Reproduce the lines of the items below without any changes, beginning with the line containing "Point <box>224 453 246 467</box>" and continuing through the line containing "Point <box>142 361 165 376</box>", with both of those lines included.

##### Provided entries

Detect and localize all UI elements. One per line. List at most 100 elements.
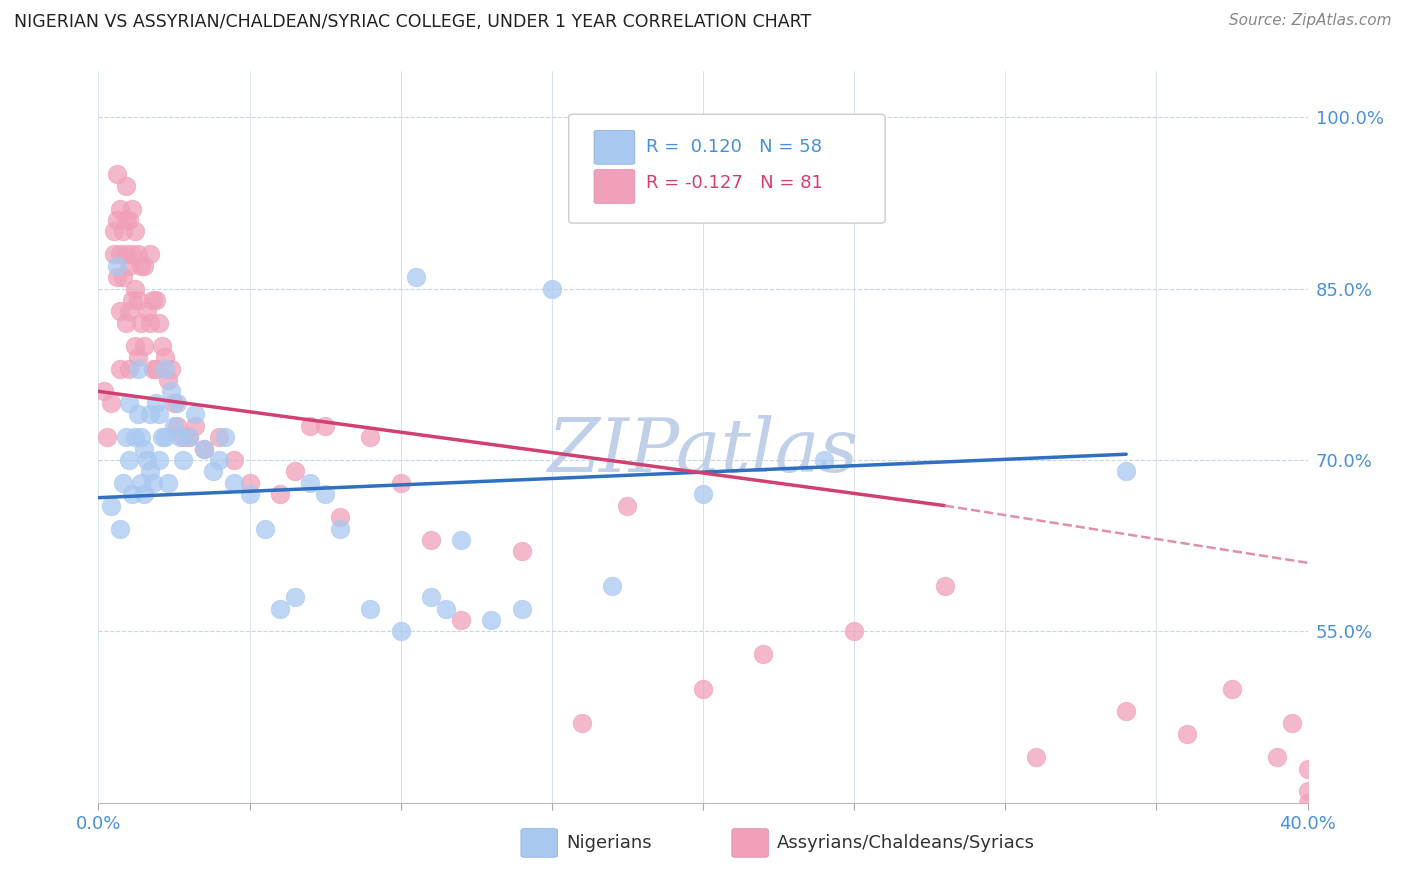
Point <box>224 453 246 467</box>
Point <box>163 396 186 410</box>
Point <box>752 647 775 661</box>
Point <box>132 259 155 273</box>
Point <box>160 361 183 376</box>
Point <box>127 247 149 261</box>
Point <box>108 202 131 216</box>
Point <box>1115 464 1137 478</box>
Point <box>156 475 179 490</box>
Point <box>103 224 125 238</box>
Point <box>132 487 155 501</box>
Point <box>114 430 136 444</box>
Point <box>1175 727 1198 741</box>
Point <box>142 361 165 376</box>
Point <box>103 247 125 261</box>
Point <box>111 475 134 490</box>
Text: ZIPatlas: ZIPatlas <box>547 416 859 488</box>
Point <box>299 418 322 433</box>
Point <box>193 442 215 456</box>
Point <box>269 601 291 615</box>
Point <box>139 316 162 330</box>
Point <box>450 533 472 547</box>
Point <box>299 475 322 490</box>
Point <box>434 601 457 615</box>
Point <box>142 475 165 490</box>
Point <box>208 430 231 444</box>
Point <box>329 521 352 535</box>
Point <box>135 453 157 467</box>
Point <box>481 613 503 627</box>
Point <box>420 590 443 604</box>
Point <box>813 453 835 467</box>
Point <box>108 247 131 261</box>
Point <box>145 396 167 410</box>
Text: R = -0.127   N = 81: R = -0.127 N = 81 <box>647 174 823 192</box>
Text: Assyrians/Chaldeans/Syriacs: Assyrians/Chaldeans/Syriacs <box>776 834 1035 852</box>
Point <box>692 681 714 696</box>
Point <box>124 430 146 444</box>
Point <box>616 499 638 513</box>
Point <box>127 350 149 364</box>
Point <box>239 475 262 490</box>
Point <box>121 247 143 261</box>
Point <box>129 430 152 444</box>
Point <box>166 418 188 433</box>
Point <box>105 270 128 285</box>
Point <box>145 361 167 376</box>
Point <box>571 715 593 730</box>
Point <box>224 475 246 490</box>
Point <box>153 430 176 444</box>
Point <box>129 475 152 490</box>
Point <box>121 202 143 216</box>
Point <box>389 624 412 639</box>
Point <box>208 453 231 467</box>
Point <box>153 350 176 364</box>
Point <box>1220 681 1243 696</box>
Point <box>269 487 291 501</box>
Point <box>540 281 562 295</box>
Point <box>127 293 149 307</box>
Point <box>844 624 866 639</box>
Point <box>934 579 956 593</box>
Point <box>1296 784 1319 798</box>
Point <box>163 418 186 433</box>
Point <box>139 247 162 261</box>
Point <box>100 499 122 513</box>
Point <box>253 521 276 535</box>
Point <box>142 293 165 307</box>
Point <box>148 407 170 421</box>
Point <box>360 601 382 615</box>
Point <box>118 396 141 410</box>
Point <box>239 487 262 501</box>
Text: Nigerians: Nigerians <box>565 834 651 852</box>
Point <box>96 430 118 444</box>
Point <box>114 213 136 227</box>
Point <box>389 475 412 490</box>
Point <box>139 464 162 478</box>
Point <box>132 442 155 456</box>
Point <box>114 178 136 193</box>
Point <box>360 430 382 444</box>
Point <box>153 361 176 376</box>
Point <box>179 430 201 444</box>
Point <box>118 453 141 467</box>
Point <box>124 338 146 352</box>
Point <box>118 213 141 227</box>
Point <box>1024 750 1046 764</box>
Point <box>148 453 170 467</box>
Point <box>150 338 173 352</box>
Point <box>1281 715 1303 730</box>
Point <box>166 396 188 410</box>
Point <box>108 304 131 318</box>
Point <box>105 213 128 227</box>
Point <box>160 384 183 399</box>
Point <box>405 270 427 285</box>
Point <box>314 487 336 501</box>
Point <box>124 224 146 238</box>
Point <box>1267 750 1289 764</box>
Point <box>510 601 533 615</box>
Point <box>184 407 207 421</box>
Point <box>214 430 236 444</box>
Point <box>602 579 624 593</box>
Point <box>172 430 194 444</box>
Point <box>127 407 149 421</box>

##########

The completed task:
Point <box>224 453 246 467</box>
Point <box>163 396 186 410</box>
Point <box>752 647 775 661</box>
Point <box>132 259 155 273</box>
Point <box>160 361 183 376</box>
Point <box>127 247 149 261</box>
Point <box>108 202 131 216</box>
Point <box>1115 464 1137 478</box>
Point <box>156 475 179 490</box>
Point <box>103 224 125 238</box>
Point <box>132 487 155 501</box>
Point <box>114 430 136 444</box>
Point <box>1175 727 1198 741</box>
Point <box>142 361 165 376</box>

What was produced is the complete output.